Every line with the word "фасада" in it should be extracted from the data that follows.
----- Stored rows -----
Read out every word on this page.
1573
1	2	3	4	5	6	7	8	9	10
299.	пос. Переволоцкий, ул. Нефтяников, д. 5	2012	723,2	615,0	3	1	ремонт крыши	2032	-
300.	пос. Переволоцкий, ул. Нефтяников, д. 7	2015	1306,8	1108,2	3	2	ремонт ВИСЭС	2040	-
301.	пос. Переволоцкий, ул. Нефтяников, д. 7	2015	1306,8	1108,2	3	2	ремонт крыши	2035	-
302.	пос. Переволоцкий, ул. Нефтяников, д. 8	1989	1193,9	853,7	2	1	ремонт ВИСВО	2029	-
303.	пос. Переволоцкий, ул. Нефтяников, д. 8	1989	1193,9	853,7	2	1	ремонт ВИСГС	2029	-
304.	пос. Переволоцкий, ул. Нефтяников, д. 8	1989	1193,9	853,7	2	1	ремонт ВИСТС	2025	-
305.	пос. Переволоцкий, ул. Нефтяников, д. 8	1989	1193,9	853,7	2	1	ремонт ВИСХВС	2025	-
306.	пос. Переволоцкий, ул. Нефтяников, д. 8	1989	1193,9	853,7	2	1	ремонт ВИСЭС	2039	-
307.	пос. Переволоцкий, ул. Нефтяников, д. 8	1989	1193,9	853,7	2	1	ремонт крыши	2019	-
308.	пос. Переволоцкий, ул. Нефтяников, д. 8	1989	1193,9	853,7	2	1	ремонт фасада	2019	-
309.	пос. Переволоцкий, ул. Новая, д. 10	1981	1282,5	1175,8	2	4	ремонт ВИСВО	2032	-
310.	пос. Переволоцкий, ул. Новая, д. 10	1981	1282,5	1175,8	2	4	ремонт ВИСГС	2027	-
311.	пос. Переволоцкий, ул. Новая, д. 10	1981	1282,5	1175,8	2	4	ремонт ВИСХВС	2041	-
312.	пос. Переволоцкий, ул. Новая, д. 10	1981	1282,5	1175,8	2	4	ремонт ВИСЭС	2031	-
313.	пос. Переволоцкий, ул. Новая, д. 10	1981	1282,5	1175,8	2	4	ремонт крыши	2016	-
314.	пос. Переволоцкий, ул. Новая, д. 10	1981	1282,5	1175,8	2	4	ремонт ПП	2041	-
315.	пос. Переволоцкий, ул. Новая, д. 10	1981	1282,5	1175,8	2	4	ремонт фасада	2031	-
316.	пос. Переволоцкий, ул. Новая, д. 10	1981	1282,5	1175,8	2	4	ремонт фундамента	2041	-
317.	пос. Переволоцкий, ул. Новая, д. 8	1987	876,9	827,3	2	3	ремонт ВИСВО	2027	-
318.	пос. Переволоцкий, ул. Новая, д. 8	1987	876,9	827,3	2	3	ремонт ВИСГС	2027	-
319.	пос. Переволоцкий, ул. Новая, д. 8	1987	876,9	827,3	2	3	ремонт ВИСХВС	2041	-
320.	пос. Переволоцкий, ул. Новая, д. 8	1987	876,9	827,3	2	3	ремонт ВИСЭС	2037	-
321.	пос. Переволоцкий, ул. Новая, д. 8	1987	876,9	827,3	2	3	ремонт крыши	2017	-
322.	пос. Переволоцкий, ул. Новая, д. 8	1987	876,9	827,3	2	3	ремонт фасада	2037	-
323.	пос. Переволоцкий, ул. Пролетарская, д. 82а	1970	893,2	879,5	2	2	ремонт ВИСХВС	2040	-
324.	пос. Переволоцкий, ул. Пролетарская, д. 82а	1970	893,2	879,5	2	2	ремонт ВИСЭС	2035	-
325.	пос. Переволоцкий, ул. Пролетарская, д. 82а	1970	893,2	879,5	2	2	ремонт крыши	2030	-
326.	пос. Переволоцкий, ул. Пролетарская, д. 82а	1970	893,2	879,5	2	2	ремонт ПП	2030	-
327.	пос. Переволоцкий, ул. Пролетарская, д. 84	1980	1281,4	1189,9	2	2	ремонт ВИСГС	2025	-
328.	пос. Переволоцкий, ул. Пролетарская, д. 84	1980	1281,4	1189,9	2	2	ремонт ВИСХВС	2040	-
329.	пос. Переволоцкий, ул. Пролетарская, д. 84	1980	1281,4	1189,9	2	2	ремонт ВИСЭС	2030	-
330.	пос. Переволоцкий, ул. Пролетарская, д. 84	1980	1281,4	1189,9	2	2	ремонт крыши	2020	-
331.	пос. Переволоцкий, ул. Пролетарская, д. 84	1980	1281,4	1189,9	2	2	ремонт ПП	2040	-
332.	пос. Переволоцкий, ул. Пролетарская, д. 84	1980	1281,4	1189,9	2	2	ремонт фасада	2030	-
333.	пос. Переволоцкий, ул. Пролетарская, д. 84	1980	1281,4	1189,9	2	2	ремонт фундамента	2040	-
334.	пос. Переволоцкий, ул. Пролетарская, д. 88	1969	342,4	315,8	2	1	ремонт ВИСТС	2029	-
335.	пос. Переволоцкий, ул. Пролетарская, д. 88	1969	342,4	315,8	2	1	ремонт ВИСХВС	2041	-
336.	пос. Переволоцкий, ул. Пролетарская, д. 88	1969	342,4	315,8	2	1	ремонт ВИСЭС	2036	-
-----
# Solution
308.	пос. Переволоцкий, ул. Нефтяников, д. 8	1989	1193,9	853,7	2	1	ремонт фасада	2019	-
315.	пос. Переволоцкий, ул. Новая, д. 10	1981	1282,5	1175,8	2	4	ремонт фасада	2031	-
322.	пос. Переволоцкий, ул. Новая, д. 8	1987	876,9	827,3	2	3	ремонт фасада	2037	-
332.	пос. Переволоцкий, ул. Пролетарская, д. 84	1980	1281,4	1189,9	2	2	ремонт фасада	2030	-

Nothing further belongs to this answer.